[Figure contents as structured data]
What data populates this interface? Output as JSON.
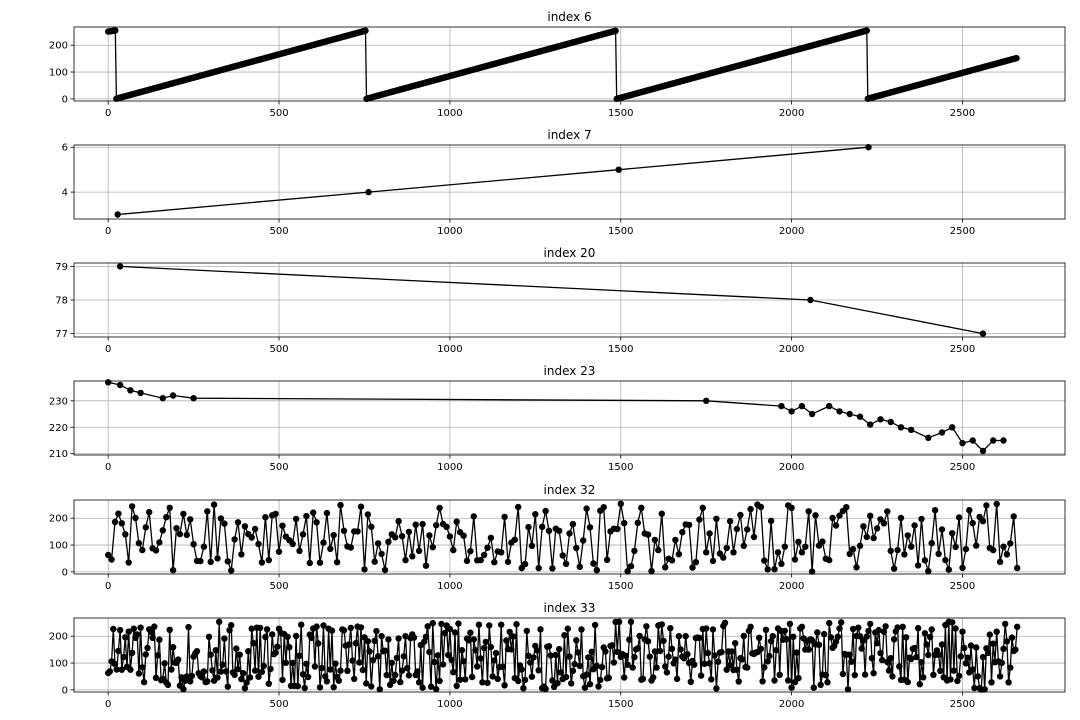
{
  "chart_data": [
    {
      "type": "line",
      "title": "index 6",
      "xlim": [
        -100,
        2800
      ],
      "ylim": [
        -8,
        268
      ],
      "xticks": [
        0,
        500,
        1000,
        1500,
        2000,
        2500
      ],
      "yticks": [
        0,
        100,
        200
      ],
      "grid": true,
      "marker": "o",
      "pattern": {
        "kind": "sawtooth",
        "x_start": 0,
        "x_end": 2660,
        "step": 3,
        "period": 733,
        "phase": 22,
        "y_start": 251,
        "y_end": 150,
        "value_min": 0,
        "value_max": 255
      },
      "series": [
        {
          "x": [
            0,
            5,
            10,
            15,
            20,
            22,
            25,
            755,
            760,
            1488,
            1493,
            2221,
            2226,
            2660
          ],
          "y": [
            251,
            252,
            253,
            254,
            255,
            0,
            1,
            255,
            0,
            255,
            0,
            255,
            0,
            150
          ]
        }
      ]
    },
    {
      "type": "line",
      "title": "index 7",
      "xlim": [
        -100,
        2800
      ],
      "ylim": [
        2.8,
        6.1
      ],
      "xticks": [
        0,
        500,
        1000,
        1500,
        2000,
        2500
      ],
      "yticks": [
        4,
        6
      ],
      "grid": true,
      "marker": "o",
      "series": [
        {
          "x": [
            28,
            762,
            1494,
            2225
          ],
          "y": [
            3,
            4,
            5,
            6
          ]
        }
      ]
    },
    {
      "type": "line",
      "title": "index 20",
      "xlim": [
        -100,
        2800
      ],
      "ylim": [
        76.9,
        79.1
      ],
      "xticks": [
        0,
        500,
        1000,
        1500,
        2000,
        2500
      ],
      "yticks": [
        77,
        78,
        79
      ],
      "grid": true,
      "marker": "o",
      "series": [
        {
          "x": [
            35,
            2055,
            2560
          ],
          "y": [
            79,
            78,
            77
          ]
        }
      ]
    },
    {
      "type": "line",
      "title": "index 23",
      "xlim": [
        -100,
        2800
      ],
      "ylim": [
        209.5,
        237.5
      ],
      "xticks": [
        0,
        500,
        1000,
        1500,
        2000,
        2500
      ],
      "yticks": [
        210,
        220,
        230
      ],
      "grid": true,
      "marker": "o",
      "series": [
        {
          "x": [
            0,
            35,
            65,
            95,
            160,
            190,
            250,
            1750,
            1970,
            2000,
            2030,
            2060,
            2110,
            2140,
            2170,
            2200,
            2230,
            2260,
            2290,
            2320,
            2350,
            2400,
            2440,
            2470,
            2500,
            2530,
            2560,
            2590,
            2620
          ],
          "y": [
            237,
            236,
            234,
            233,
            231,
            232,
            231,
            230,
            228,
            226,
            228,
            225,
            228,
            226,
            225,
            224,
            221,
            223,
            222,
            220,
            219,
            216,
            218,
            220,
            214,
            215,
            211,
            215,
            215
          ]
        }
      ]
    },
    {
      "type": "line",
      "title": "index 32",
      "xlim": [
        -100,
        2800
      ],
      "ylim": [
        -8,
        268
      ],
      "xticks": [
        0,
        500,
        1000,
        1500,
        2000,
        2500
      ],
      "yticks": [
        0,
        100,
        200
      ],
      "grid": true,
      "marker": "o",
      "pattern": {
        "kind": "uniform-noise",
        "x_start": 0,
        "x_end": 2660,
        "step": 10,
        "value_min": 0,
        "value_max": 255,
        "seed": 32
      },
      "series": [
        {
          "x": [
            0,
            10,
            20,
            2650,
            2660
          ],
          "y": [
            220,
            140,
            60,
            10,
            0
          ]
        }
      ]
    },
    {
      "type": "line",
      "title": "index 33",
      "xlim": [
        -100,
        2800
      ],
      "ylim": [
        -8,
        268
      ],
      "xticks": [
        0,
        500,
        1000,
        1500,
        2000,
        2500
      ],
      "yticks": [
        0,
        100,
        200
      ],
      "grid": true,
      "marker": "o",
      "pattern": {
        "kind": "uniform-noise",
        "x_start": 0,
        "x_end": 2660,
        "step": 5,
        "value_min": 0,
        "value_max": 255,
        "seed": 33
      },
      "series": [
        {
          "x": [
            0,
            5,
            10,
            2650,
            2660
          ],
          "y": [
            80,
            220,
            130,
            140,
            50
          ]
        }
      ]
    }
  ]
}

## PROMPT
Without including the pictures, reproduce all entries exactly.

## RESPONSE TO THIS EXERCISE
What data populates this interface? Output as JSON.
{
  "chart_data": [
    {
      "type": "line",
      "title": "index 6",
      "xlim": [
        -100,
        2800
      ],
      "ylim": [
        -8,
        268
      ],
      "xticks": [
        0,
        500,
        1000,
        1500,
        2000,
        2500
      ],
      "yticks": [
        0,
        100,
        200
      ],
      "grid": true,
      "marker": "o",
      "pattern": {
        "kind": "sawtooth",
        "x_start": 0,
        "x_end": 2660,
        "step": 3,
        "period": 733,
        "phase": 22,
        "y_start": 251,
        "y_end": 150,
        "value_min": 0,
        "value_max": 255
      },
      "series": [
        {
          "x": [
            0,
            5,
            10,
            15,
            20,
            22,
            25,
            755,
            760,
            1488,
            1493,
            2221,
            2226,
            2660
          ],
          "y": [
            251,
            252,
            253,
            254,
            255,
            0,
            1,
            255,
            0,
            255,
            0,
            255,
            0,
            150
          ]
        }
      ]
    },
    {
      "type": "line",
      "title": "index 7",
      "xlim": [
        -100,
        2800
      ],
      "ylim": [
        2.8,
        6.1
      ],
      "xticks": [
        0,
        500,
        1000,
        1500,
        2000,
        2500
      ],
      "yticks": [
        4,
        6
      ],
      "grid": true,
      "marker": "o",
      "series": [
        {
          "x": [
            28,
            762,
            1494,
            2225
          ],
          "y": [
            3,
            4,
            5,
            6
          ]
        }
      ]
    },
    {
      "type": "line",
      "title": "index 20",
      "xlim": [
        -100,
        2800
      ],
      "ylim": [
        76.9,
        79.1
      ],
      "xticks": [
        0,
        500,
        1000,
        1500,
        2000,
        2500
      ],
      "yticks": [
        77,
        78,
        79
      ],
      "grid": true,
      "marker": "o",
      "series": [
        {
          "x": [
            35,
            2055,
            2560
          ],
          "y": [
            79,
            78,
            77
          ]
        }
      ]
    },
    {
      "type": "line",
      "title": "index 23",
      "xlim": [
        -100,
        2800
      ],
      "ylim": [
        209.5,
        237.5
      ],
      "xticks": [
        0,
        500,
        1000,
        1500,
        2000,
        2500
      ],
      "yticks": [
        210,
        220,
        230
      ],
      "grid": true,
      "marker": "o",
      "series": [
        {
          "x": [
            0,
            35,
            65,
            95,
            160,
            190,
            250,
            1750,
            1970,
            2000,
            2030,
            2060,
            2110,
            2140,
            2170,
            2200,
            2230,
            2260,
            2290,
            2320,
            2350,
            2400,
            2440,
            2470,
            2500,
            2530,
            2560,
            2590,
            2620
          ],
          "y": [
            237,
            236,
            234,
            233,
            231,
            232,
            231,
            230,
            228,
            226,
            228,
            225,
            228,
            226,
            225,
            224,
            221,
            223,
            222,
            220,
            219,
            216,
            218,
            220,
            214,
            215,
            211,
            215,
            215
          ]
        }
      ]
    },
    {
      "type": "line",
      "title": "index 32",
      "xlim": [
        -100,
        2800
      ],
      "ylim": [
        -8,
        268
      ],
      "xticks": [
        0,
        500,
        1000,
        1500,
        2000,
        2500
      ],
      "yticks": [
        0,
        100,
        200
      ],
      "grid": true,
      "marker": "o",
      "pattern": {
        "kind": "uniform-noise",
        "x_start": 0,
        "x_end": 2660,
        "step": 10,
        "value_min": 0,
        "value_max": 255,
        "seed": 32
      },
      "series": [
        {
          "x": [
            0,
            10,
            20,
            2650,
            2660
          ],
          "y": [
            220,
            140,
            60,
            10,
            0
          ]
        }
      ]
    },
    {
      "type": "line",
      "title": "index 33",
      "xlim": [
        -100,
        2800
      ],
      "ylim": [
        -8,
        268
      ],
      "xticks": [
        0,
        500,
        1000,
        1500,
        2000,
        2500
      ],
      "yticks": [
        0,
        100,
        200
      ],
      "grid": true,
      "marker": "o",
      "pattern": {
        "kind": "uniform-noise",
        "x_start": 0,
        "x_end": 2660,
        "step": 5,
        "value_min": 0,
        "value_max": 255,
        "seed": 33
      },
      "series": [
        {
          "x": [
            0,
            5,
            10,
            2650,
            2660
          ],
          "y": [
            80,
            220,
            130,
            140,
            50
          ]
        }
      ]
    }
  ]
}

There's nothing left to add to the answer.